*TO DO*. Rewrite the items below, replacing every "document" with "contract" and leaving everything else unchanged. Omit the pictures from your answer.

*DATA EXTRACT*.
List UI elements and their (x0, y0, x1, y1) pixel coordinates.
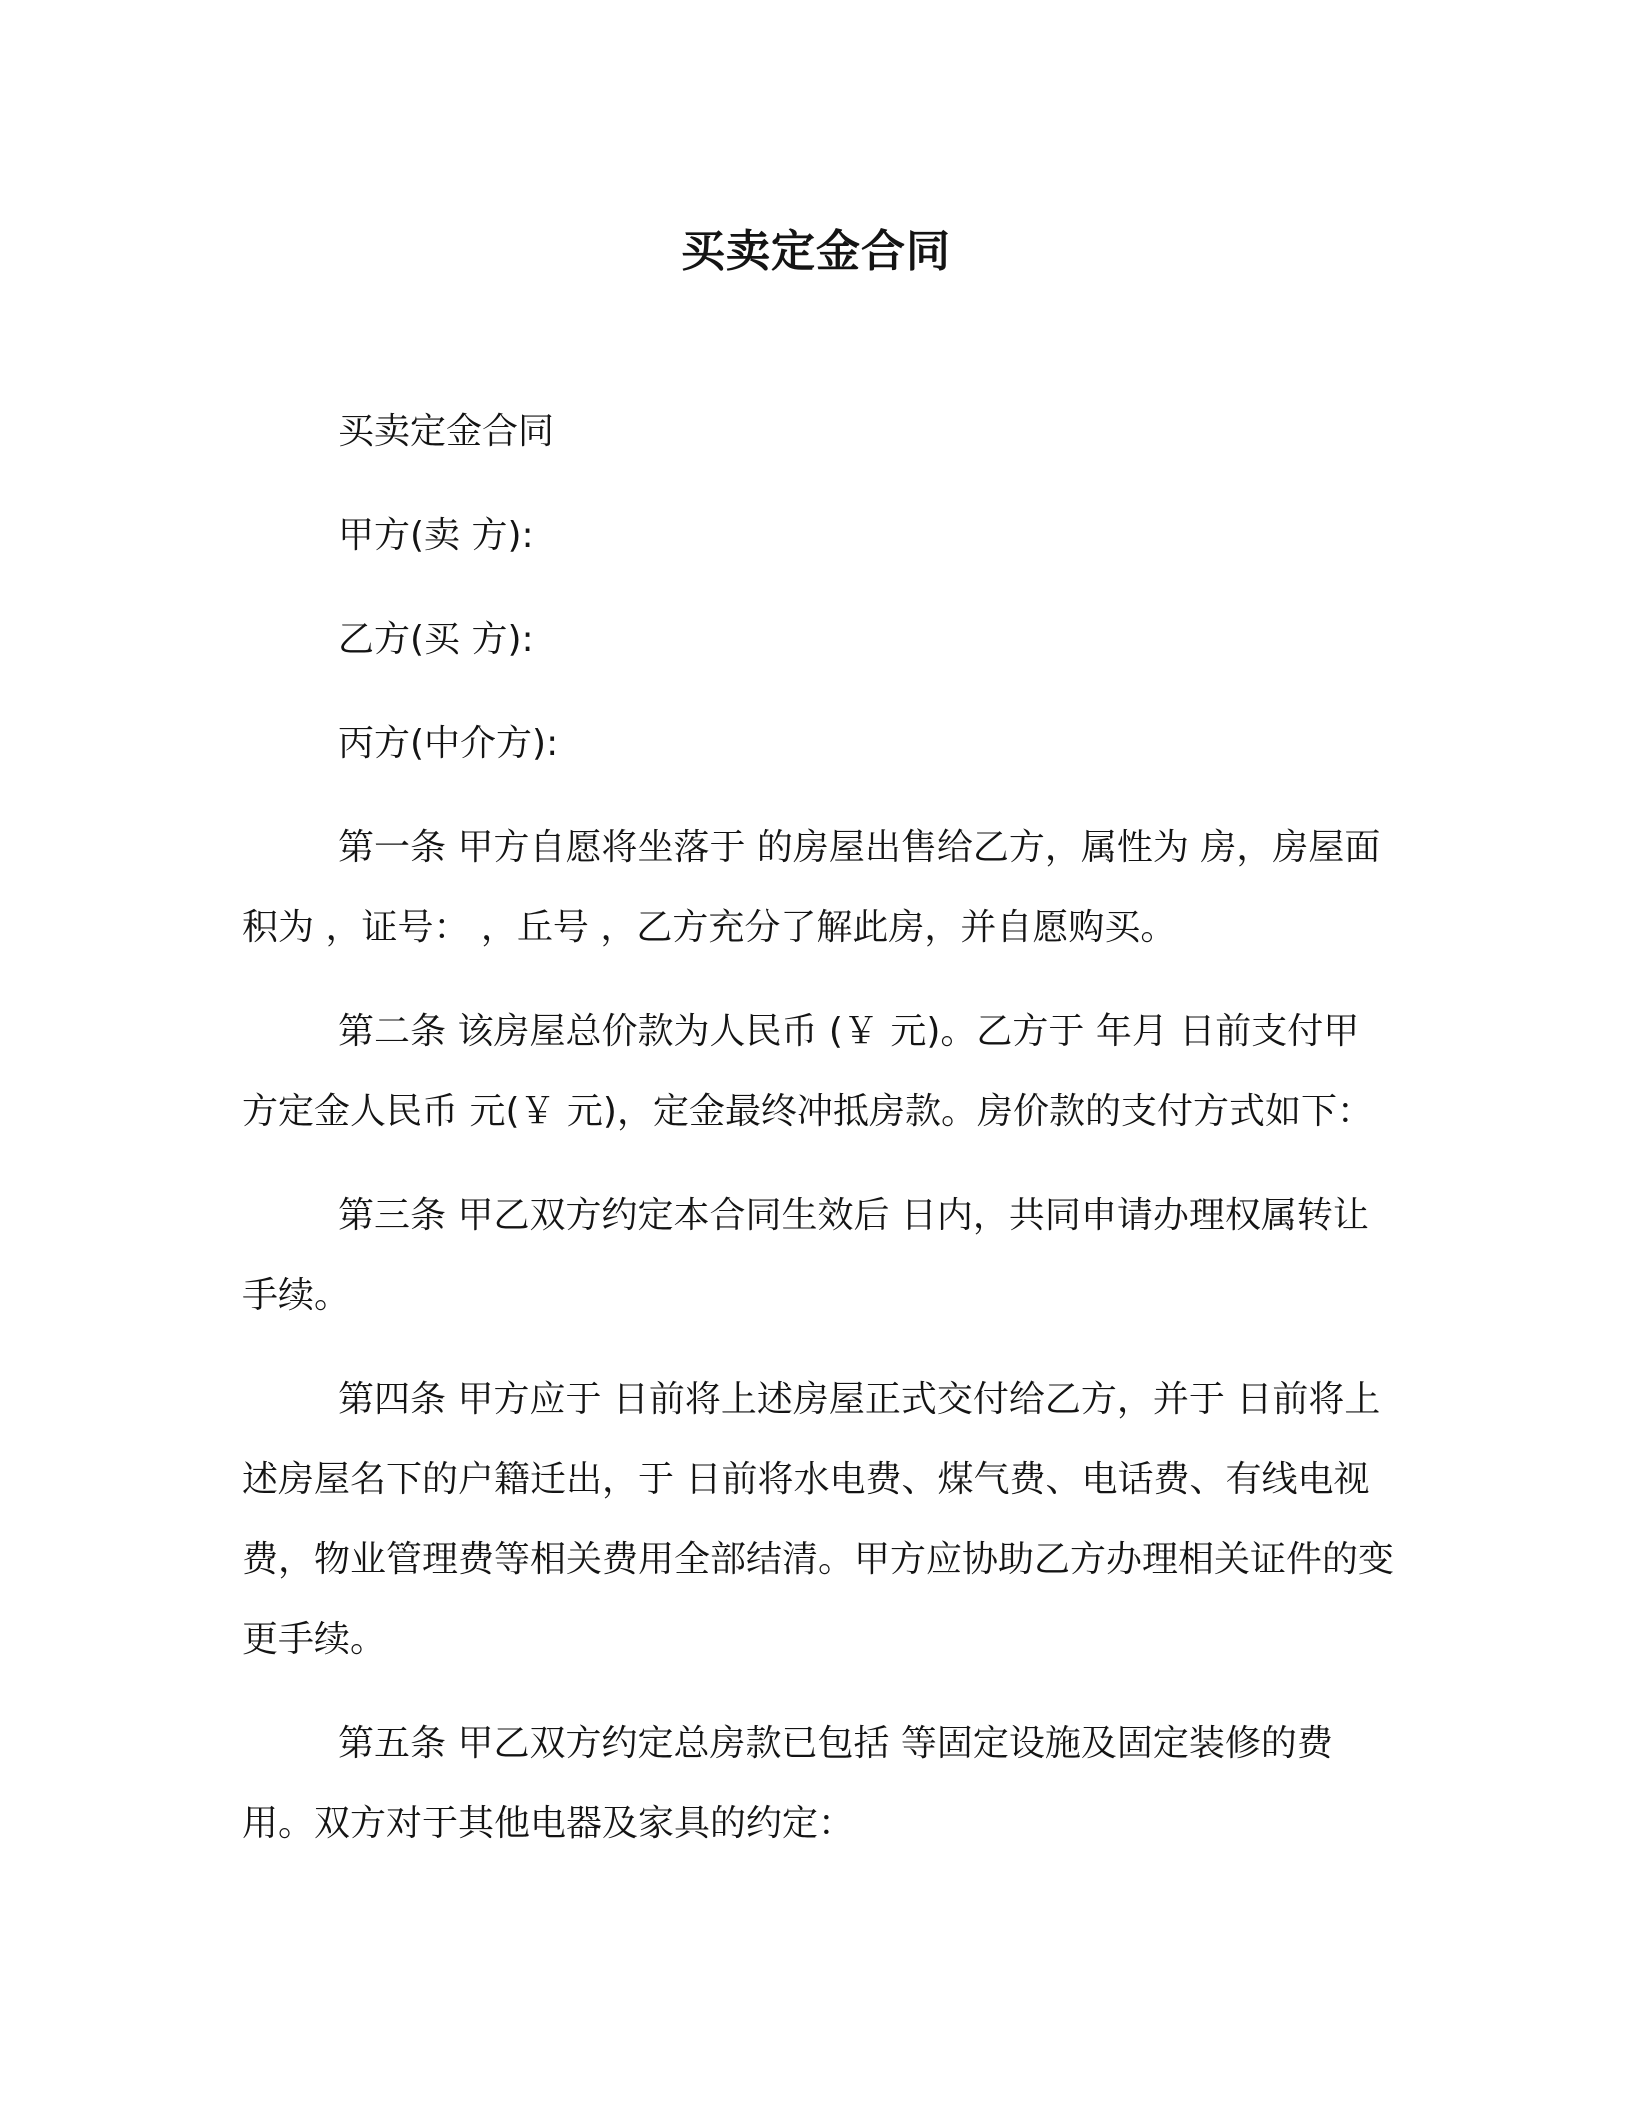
document-title: 买卖定金合同 (681, 226, 951, 277)
party-a-line: 甲方(卖 方): (338, 515, 534, 556)
party-c-line: 丙方(中介方): (338, 723, 559, 764)
article-3: 第三条 甲乙双方约定本合同生效后 日内，共同申请办理权属转让手续。 (242, 1195, 1369, 1316)
subtitle-line: 买卖定金合同 (338, 411, 555, 452)
article-4: 第四条 甲方应于 日前将上述房屋正式交付给乙方，并于 日前将上述房屋名下的户籍迁出，于 日前将水电费、煤气费、电话费、有线电视费，物业管理费等相关费用全部结清。甲方应协助乙方办理相关证件的变更手续。 (242, 1379, 1395, 1660)
article-1: 第一条 甲方自愿将坐落于 的房屋出售给乙方，属性为 房，房屋面积为 ，证号： ，丘号 ，乙方充分了解此房，并自愿购买。 (242, 827, 1381, 948)
party-b-line: 乙方(买 方): (338, 619, 534, 660)
article-5: 第五条 甲乙双方约定总房款已包括 等固定设施及固定装修的费用。双方对于其他电器及家具的约定： (242, 1723, 1333, 1844)
article-2: 第二条 该房屋总价款为人民币 (￥ 元)。乙方于 年月 日前支付甲方定金人民币 元(￥ 元)，定金最终冲抵房款。房价款的支付方式如下： (242, 1011, 1373, 1132)
document-body (242, 392, 1394, 1888)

*CORRECT OUTPUT*.
List UI elements and their (x0, y0, x1, y1) pixel coordinates.
contract-title: 买卖定金合同 (681, 226, 951, 277)
party-a-line: 甲方(卖 方): (338, 515, 534, 556)
party-c-line: 丙方(中介方): (338, 723, 559, 764)
article-3: 第三条 甲乙双方约定本合同生效后 日内，共同申请办理权属转让手续。 (242, 1195, 1369, 1316)
subtitle-line: 买卖定金合同 (338, 411, 555, 452)
article-4: 第四条 甲方应于 日前将上述房屋正式交付给乙方，并于 日前将上述房屋名下的户籍迁出，于 日前将水电费、煤气费、电话费、有线电视费，物业管理费等相关费用全部结清。甲方应协助乙方办理相关证件的变更手续。 (242, 1379, 1395, 1660)
article-1: 第一条 甲方自愿将坐落于 的房屋出售给乙方，属性为 房，房屋面积为 ，证号： ，丘号 ，乙方充分了解此房，并自愿购买。 (242, 827, 1381, 948)
party-b-line: 乙方(买 方): (338, 619, 534, 660)
article-5: 第五条 甲乙双方约定总房款已包括 等固定设施及固定装修的费用。双方对于其他电器及家具的约定： (242, 1723, 1333, 1844)
article-2: 第二条 该房屋总价款为人民币 (￥ 元)。乙方于 年月 日前支付甲方定金人民币 元(￥ 元)，定金最终冲抵房款。房价款的支付方式如下： (242, 1011, 1373, 1132)
contract-body (242, 392, 1394, 1888)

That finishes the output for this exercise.